== Given passage

[PATCH 01/21] vulkan: Add KHR_display extension using DRM

Wed Mar 7 20:15:15 UTC 2018

Jason Ekstrand <jason at jlekstrand.net> writes:

Thanks a million for the intense review. I've pushed 15 tiny patches
that address individual questions in this message. If you want to look
at those separately, that would be great. When we're done, I'll merge
them back into the giant patch.

Sorry for the delay in answering; you asked a hard question about GEM
handles and reference counting which I think I've resolved by
eliminating the ability to share the same fd for modesetting and
rendering.

Let me know if I've deleted too much context from your answers.

> With the exception of NIR (which is a bit odd), we usually use ALL_CAPS for
> enum values.

Thanks, fixed.

> Yes, this does seem like the only reasonable mode for now.  I suppose you
> could check to see if the platform supports ASYNC_FLIP and advertise
> IMMEDIATE in that case.  I know intel doesn't advertise it but I thought
> amdgpu does.

Ok, we'll put that on the wish list, along with MAILBOX (which
applications actually want :-)

> vk_outarray, though I suppose you've probably already made that
> change.

Yup, vk_outarray everywhere now.

> I don't see use_prime_blit being set anywhere.  Perhaps that comes in a
> later patch?  The line is obviously correct, so I'm fine with leaving
> it.

You're right -- this was a cult-n-paste error. I don't support prime at
all, so I've removed this bit.

> This will have to be updated for modifiers.  I'm reasonably happy for it to
> be the no-op update for now though KHR_display supporting real modifiers
> would be nice. :-)

Yeah, "patches welcome", of course. I don't have a requirement for them
on Radeon at this point.

>> +   if (result != VK_SUCCESS)
>> +      return result;
>> +
>> +   ret = drmPrimeFDToHandle(wsi->master_fd, image->base.fd,
>> &image_handle);
>>
>
> This opens up some interesting questions.  GEM handles are not reference
> counted by the kernel.  If the driver that we're running on is using
> master_fd, then we shouldn't close our handle because that would close the
> handle for the driver as well.  If it's not using master_fd, we should
> close the handle to avoid leaking it.  The later is only a worry in the
> prime case but given that I saw a line above about use_prime_blit, you have
> me scared. :-)

Ok, as I mentioned in the header of this message, I've eliminated any
code which talks about potentially sharing master_fd and render_fd. I
removed render_fd from the wsi layer entirely as it is no longer used
anywhere.

In the drivers, when you request KHR_display, I attempt to open the
related primary node and if that succeeds, I pass that to the wsi layer
for use there. That fd is otherwise unused by the driver, and in fact
the driver doesn't need to close it as the wsi layer will.

Obviously having two FDs is "wasteful" at some level as we really don't
need that, but that's what the acquire_xlib extension will have to do
anyways.

> One solution to this connundrum would be to simply never use the master FD
> for the Vulkan driver itself and always open a render node.  If handed a
> master FD, you could check if it matches your render node and set
> use_prime_blit accordingly.  Then the driver and WSI would have separate
> handle domains and this problem would be solved.  You could also just open
> the master FD twice, once for WSI and once for the driver.

====
== Material to process

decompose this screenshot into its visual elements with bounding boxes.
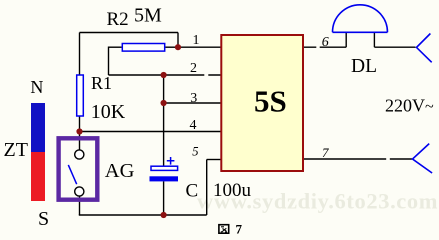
plug chevron bottom — [413, 144, 433, 173]
white watermark gap on pin2 wire — [204, 74, 208, 77]
plug chevron top — [417, 34, 432, 63]
junction node dot pin1/R2 — [175, 44, 181, 50]
svg-text:R1: R1 — [91, 73, 112, 93]
svg-text:7: 7 — [322, 145, 329, 160]
svg-text:R2: R2 — [107, 9, 129, 30]
svg-text:220V~: 220V~ — [385, 96, 434, 116]
svg-text:ZT: ZT — [4, 139, 28, 161]
wire bell right leg — [373, 32, 375, 47]
svg-text:6: 6 — [322, 35, 329, 50]
svg-text:4: 4 — [190, 118, 197, 133]
IC U1 5S body — [221, 35, 303, 171]
figure caption 图 7 glyph box — [219, 225, 229, 234]
wire top right vertical to pin1 — [177, 33, 179, 48]
svg-text:100u: 100u — [213, 180, 252, 201]
magnet ZT south pole (red) — [31, 152, 45, 201]
wire pin 6 — [304, 46, 347, 48]
wire bottom right vertical riser — [206, 160, 208, 216]
junction node dot pin2/bus — [161, 72, 167, 78]
white watermark gap on pin6 wire — [316, 46, 319, 49]
wire pin 1 — [178, 46, 221, 48]
svg-text:1: 1 — [193, 33, 200, 48]
wire pin 4 — [80, 131, 221, 133]
magnet ZT north pole (blue) — [31, 103, 45, 152]
wire bell to plug — [374, 46, 415, 48]
svg-text:2: 2 — [190, 61, 197, 76]
wire pin 3 — [164, 102, 221, 104]
wire pin 2 — [109, 74, 221, 76]
reed switch bottom contact circle — [75, 187, 84, 196]
resistor R2 body — [122, 44, 164, 52]
reed switch AG box — [59, 138, 98, 199]
resistor R1 body — [77, 75, 84, 116]
svg-text:5: 5 — [192, 145, 198, 159]
wire R2 left lead — [109, 46, 122, 48]
reed switch top contact circle — [75, 150, 84, 159]
white watermark gap on pin7 wire — [386, 158, 390, 161]
wire R2 right lead — [165, 46, 178, 48]
reed switch blade — [68, 165, 76, 184]
wire vertical bus to capacitor — [163, 75, 165, 166]
wire capacitor bottom lead — [163, 181, 165, 215]
junction node dot capacitor/bottom wire — [161, 212, 167, 218]
wire R1 bottom lead — [79, 117, 81, 150]
wire pin 7 — [304, 158, 413, 160]
capacitor plus sign — [167, 157, 175, 165]
svg-text:C: C — [186, 181, 199, 202]
wire switch bottom lead — [79, 196, 81, 215]
junction node dot pin3/bus — [161, 100, 167, 106]
svg-text:AG: AG — [105, 160, 135, 182]
wire left vertical to R1 top — [79, 33, 81, 75]
capacitor C1 bottom plate — [150, 176, 179, 181]
wire bottom horizontal — [79, 214, 207, 216]
wire pin 5 — [207, 159, 221, 161]
svg-text:5M: 5M — [134, 4, 162, 26]
svg-text:DL: DL — [351, 56, 377, 77]
bell DL base line — [333, 31, 388, 33]
svg-text:7: 7 — [236, 222, 243, 236]
svg-text:3: 3 — [190, 91, 197, 106]
svg-text:N: N — [30, 77, 43, 97]
svg-text:10K: 10K — [91, 101, 126, 123]
wire R2 left vertical drop — [108, 47, 110, 76]
bell DL dome arc — [333, 5, 388, 33]
svg-text:5S: 5S — [254, 84, 287, 119]
wire bell left leg — [345, 32, 347, 47]
svg-text:S: S — [38, 208, 49, 230]
junction node dot R1/pin4/switch — [76, 128, 82, 134]
wire top horizontal node A — [80, 32, 179, 34]
capacitor C1 top plate (+) — [151, 166, 178, 170]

====

▸ Required task 1
In the KHR_display patch discussion, how many patches does the writer say were pushed to address individual questions from the review?
▸ Required task 2
Repeat verbatim the portion of the records that begins at the line containing "plug chevron bottom — [413, 144, 433, 173]" and ends after the line containing "wire pin 6 — [304, 46, 347, 48]".

▸ Written solution 1
15 tiny patches.

▸ Written solution 2
plug chevron bottom — [413, 144, 433, 173]
white watermark gap on pin2 wire — [204, 74, 208, 77]
plug chevron top — [417, 34, 432, 63]
junction node dot pin1/R2 — [175, 44, 181, 50]
svg-text:R1: R1 — [91, 73, 112, 93]
svg-text:7: 7 — [322, 145, 329, 160]
svg-text:R2: R2 — [107, 9, 129, 30]
svg-text:220V~: 220V~ — [385, 96, 434, 116]
svg-text:ZT: ZT — [4, 139, 28, 161]
wire bell right leg — [373, 32, 375, 47]
svg-text:6: 6 — [322, 35, 329, 50]
svg-text:4: 4 — [190, 118, 197, 133]
IC U1 5S body — [221, 35, 303, 171]
figure caption 图 7 glyph box — [219, 225, 229, 234]
wire top right vertical to pin1 — [177, 33, 179, 48]
svg-text:100u: 100u — [213, 180, 252, 201]
magnet ZT south pole (red) — [31, 152, 45, 201]
wire pin 6 — [304, 46, 347, 48]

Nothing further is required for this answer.